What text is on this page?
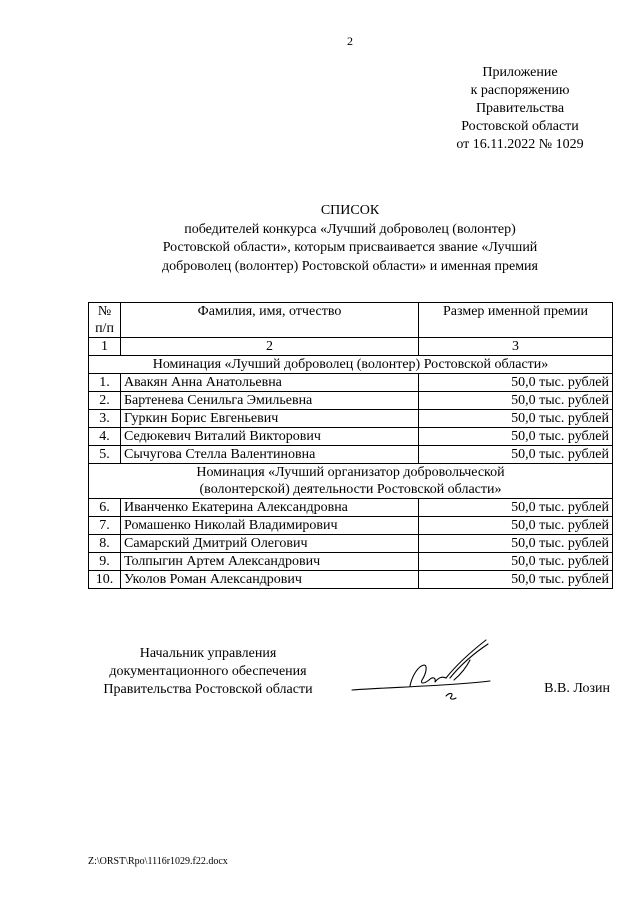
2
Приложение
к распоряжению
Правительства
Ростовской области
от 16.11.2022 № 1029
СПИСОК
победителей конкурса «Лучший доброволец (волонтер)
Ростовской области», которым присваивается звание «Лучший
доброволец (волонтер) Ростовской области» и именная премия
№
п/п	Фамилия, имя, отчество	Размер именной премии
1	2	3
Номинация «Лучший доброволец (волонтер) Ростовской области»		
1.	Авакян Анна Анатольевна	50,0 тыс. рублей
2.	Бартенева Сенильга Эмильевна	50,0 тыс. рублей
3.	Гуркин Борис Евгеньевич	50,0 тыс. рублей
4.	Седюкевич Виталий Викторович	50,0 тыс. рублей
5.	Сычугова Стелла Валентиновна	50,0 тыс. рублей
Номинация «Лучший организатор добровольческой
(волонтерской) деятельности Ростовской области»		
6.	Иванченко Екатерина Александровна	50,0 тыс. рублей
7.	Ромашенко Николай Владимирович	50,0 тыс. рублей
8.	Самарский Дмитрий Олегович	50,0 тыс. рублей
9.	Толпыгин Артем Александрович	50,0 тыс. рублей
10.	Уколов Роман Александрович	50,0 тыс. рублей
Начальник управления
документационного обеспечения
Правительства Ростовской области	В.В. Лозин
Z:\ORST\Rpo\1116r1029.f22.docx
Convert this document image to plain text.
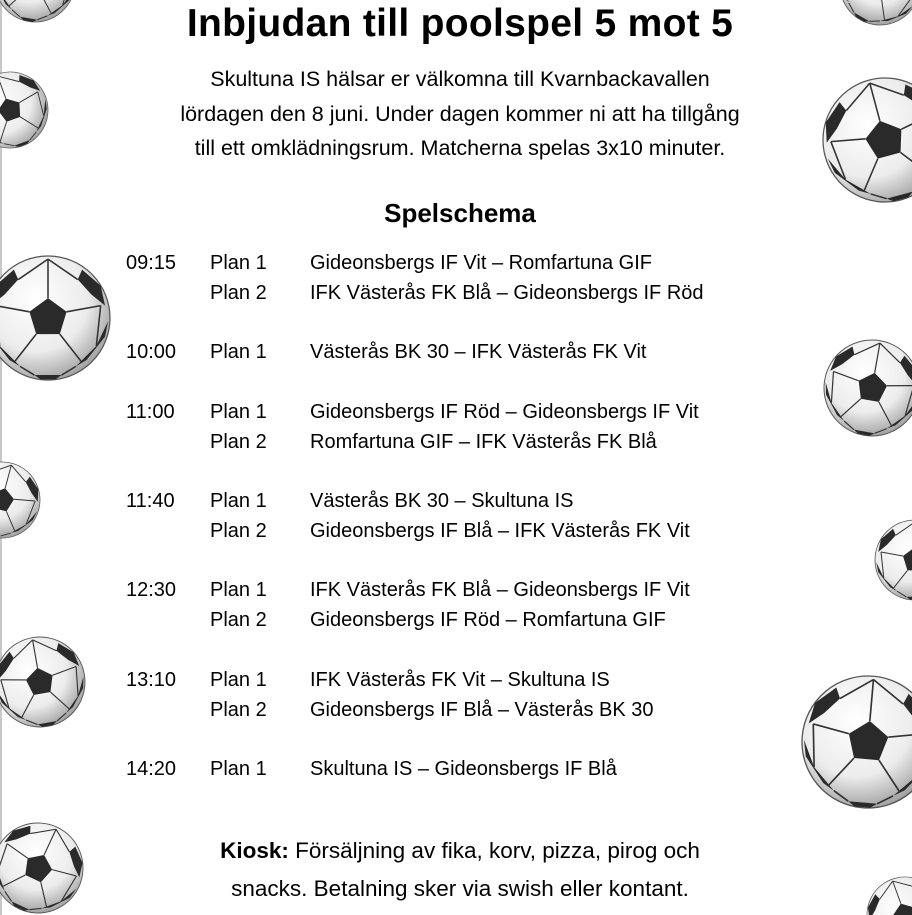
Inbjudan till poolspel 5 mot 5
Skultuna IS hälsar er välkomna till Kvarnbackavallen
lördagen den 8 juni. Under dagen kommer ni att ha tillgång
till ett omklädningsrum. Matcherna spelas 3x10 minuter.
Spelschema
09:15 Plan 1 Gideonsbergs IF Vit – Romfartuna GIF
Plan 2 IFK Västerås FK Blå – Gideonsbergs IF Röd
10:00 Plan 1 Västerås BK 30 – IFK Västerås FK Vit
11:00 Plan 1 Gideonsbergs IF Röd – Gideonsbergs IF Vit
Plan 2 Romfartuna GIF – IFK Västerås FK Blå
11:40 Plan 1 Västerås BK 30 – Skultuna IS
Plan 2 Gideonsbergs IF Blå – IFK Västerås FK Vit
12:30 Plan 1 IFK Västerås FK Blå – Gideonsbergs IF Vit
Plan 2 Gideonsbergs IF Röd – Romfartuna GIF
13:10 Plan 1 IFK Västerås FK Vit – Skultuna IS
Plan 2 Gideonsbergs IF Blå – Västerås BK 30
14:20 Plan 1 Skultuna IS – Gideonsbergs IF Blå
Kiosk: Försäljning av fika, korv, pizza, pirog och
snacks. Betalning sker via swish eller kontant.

....

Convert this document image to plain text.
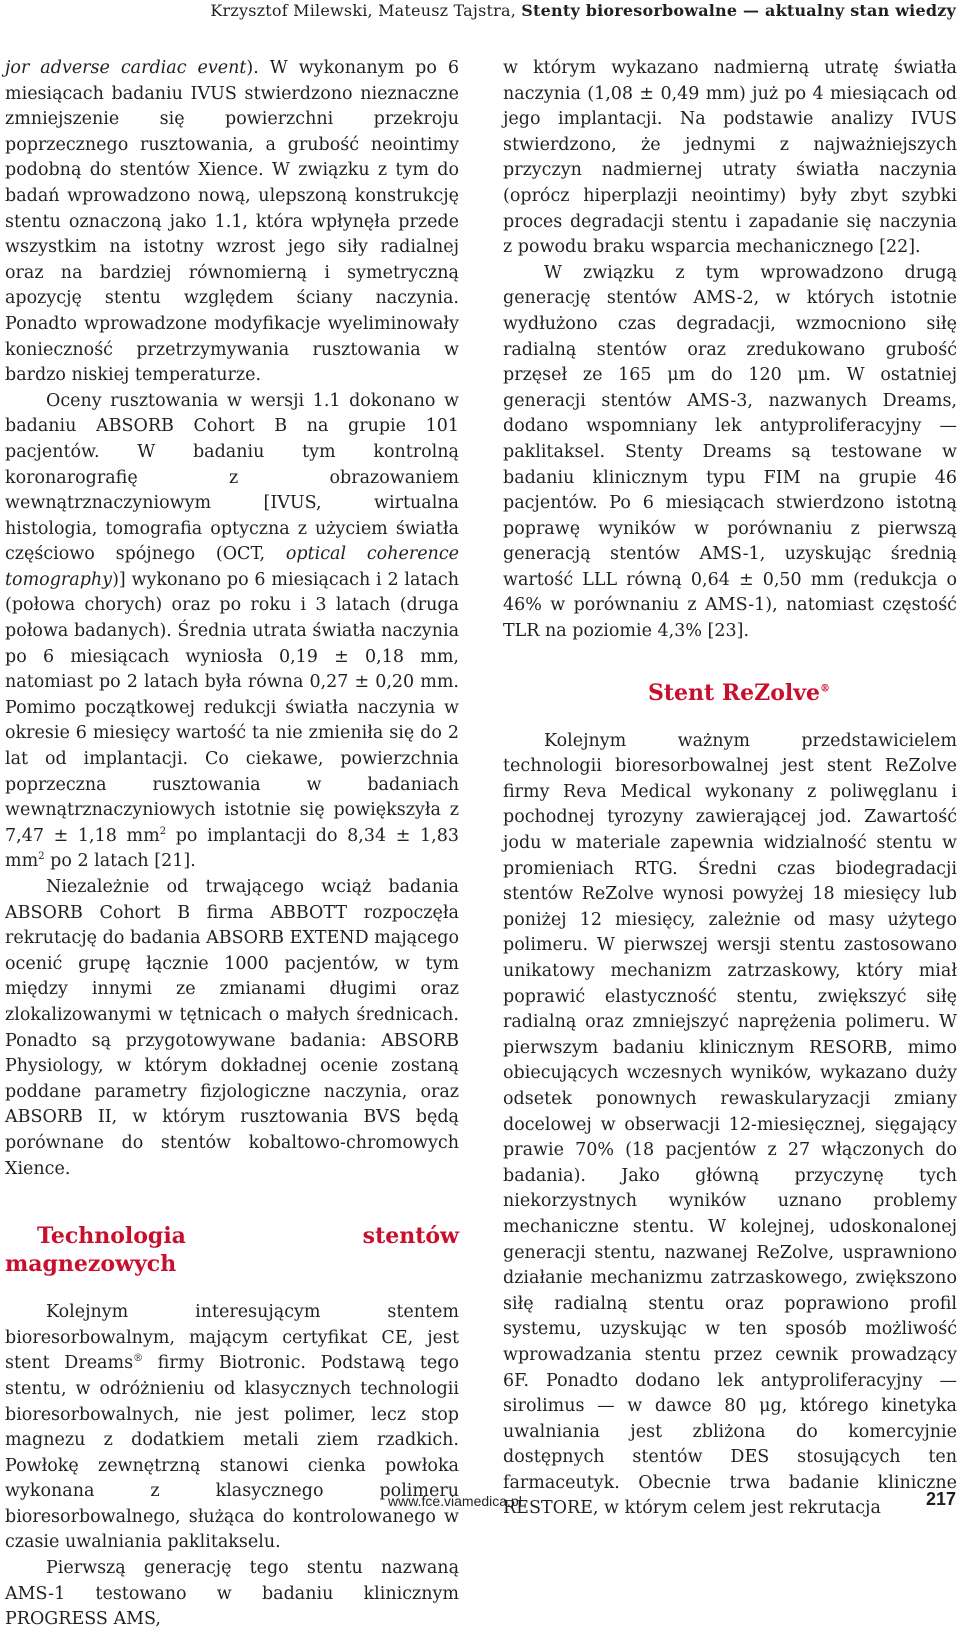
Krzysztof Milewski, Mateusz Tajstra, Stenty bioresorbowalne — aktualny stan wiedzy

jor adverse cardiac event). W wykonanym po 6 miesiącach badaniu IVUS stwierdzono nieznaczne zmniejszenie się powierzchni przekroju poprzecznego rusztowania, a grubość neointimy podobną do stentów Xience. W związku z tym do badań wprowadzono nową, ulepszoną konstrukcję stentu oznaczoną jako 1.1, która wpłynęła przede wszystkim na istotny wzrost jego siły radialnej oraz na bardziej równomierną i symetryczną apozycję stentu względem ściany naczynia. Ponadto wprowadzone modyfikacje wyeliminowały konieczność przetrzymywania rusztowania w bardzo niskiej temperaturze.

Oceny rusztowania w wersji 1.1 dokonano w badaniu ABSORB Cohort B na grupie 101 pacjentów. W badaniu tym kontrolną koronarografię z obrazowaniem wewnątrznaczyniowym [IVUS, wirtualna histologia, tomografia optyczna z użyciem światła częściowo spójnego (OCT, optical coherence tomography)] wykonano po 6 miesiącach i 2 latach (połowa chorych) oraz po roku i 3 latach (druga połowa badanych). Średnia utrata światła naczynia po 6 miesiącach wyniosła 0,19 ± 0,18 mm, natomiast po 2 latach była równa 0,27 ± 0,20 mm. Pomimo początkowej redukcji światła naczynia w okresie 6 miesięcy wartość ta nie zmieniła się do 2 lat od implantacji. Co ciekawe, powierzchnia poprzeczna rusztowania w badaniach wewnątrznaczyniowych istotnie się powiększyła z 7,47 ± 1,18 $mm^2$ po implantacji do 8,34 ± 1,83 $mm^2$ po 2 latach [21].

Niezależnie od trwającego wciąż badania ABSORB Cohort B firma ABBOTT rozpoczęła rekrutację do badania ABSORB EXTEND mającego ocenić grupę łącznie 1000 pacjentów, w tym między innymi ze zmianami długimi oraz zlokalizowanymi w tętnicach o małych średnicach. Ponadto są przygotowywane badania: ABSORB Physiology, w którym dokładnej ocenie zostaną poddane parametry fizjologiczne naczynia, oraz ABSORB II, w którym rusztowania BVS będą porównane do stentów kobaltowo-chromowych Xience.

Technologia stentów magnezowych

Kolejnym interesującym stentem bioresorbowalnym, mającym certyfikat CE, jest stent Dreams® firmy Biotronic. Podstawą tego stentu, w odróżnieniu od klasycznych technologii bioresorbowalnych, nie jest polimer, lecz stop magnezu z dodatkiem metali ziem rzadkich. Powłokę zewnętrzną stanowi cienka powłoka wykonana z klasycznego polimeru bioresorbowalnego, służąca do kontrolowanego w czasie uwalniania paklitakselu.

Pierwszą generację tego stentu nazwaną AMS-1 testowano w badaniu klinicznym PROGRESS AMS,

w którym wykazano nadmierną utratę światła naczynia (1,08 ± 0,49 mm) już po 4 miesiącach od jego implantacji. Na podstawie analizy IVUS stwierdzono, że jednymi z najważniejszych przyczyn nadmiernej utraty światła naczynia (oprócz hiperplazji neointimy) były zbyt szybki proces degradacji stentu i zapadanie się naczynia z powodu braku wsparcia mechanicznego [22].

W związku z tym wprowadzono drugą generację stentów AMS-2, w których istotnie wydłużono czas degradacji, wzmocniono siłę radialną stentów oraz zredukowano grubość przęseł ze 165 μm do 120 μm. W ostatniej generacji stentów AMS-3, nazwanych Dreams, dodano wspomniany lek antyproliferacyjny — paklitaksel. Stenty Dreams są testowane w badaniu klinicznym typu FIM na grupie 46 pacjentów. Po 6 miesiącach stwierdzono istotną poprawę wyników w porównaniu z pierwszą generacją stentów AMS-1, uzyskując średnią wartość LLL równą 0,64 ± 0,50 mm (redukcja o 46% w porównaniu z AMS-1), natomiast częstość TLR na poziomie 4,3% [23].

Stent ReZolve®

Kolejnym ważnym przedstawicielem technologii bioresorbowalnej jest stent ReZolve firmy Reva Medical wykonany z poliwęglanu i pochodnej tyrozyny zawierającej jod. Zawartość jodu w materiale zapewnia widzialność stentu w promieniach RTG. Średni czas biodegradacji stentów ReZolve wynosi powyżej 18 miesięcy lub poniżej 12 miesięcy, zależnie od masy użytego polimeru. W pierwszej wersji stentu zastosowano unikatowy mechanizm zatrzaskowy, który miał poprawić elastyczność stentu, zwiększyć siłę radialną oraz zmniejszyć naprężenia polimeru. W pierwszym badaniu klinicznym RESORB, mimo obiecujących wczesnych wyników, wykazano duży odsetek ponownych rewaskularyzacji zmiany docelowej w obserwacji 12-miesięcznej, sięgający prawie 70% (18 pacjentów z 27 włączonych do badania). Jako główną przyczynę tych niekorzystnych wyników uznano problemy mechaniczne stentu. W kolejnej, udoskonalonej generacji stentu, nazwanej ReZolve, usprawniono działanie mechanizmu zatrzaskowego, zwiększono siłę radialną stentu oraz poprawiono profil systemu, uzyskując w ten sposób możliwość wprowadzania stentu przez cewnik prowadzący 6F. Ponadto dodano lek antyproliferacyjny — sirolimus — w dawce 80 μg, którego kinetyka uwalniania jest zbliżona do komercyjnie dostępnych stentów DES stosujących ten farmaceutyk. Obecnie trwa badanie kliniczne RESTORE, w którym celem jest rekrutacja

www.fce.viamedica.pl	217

....

Pull out every line of the entries that includes the word "Stenty".

Krzysztof Milewski, Mateusz Tajstra, Stenty bioresorbowalne — aktualny stan wiedzy
W związku z tym wprowadzono drugą generację stentów AMS-2, w których istotnie wydłużono czas degradacji, wzmocniono siłę radialną stentów oraz zredukowano grubość przęseł ze 165 μm do 120 μm. W ostatniej generacji stentów AMS-3, nazwanych Dreams, dodano wspomniany lek antyproliferacyjny — paklitaksel. Stenty Dreams są testowane w badaniu klinicznym typu FIM na grupie 46 pacjentów. Po 6 miesiącach stwierdzono istotną poprawę wyników w porównaniu z pierwszą generacją stentów AMS-1, uzyskując średnią wartość LLL równą 0,64 ± 0,50 mm (redukcja o 46% w porównaniu z AMS-1), natomiast częstość TLR na poziomie 4,3% [23].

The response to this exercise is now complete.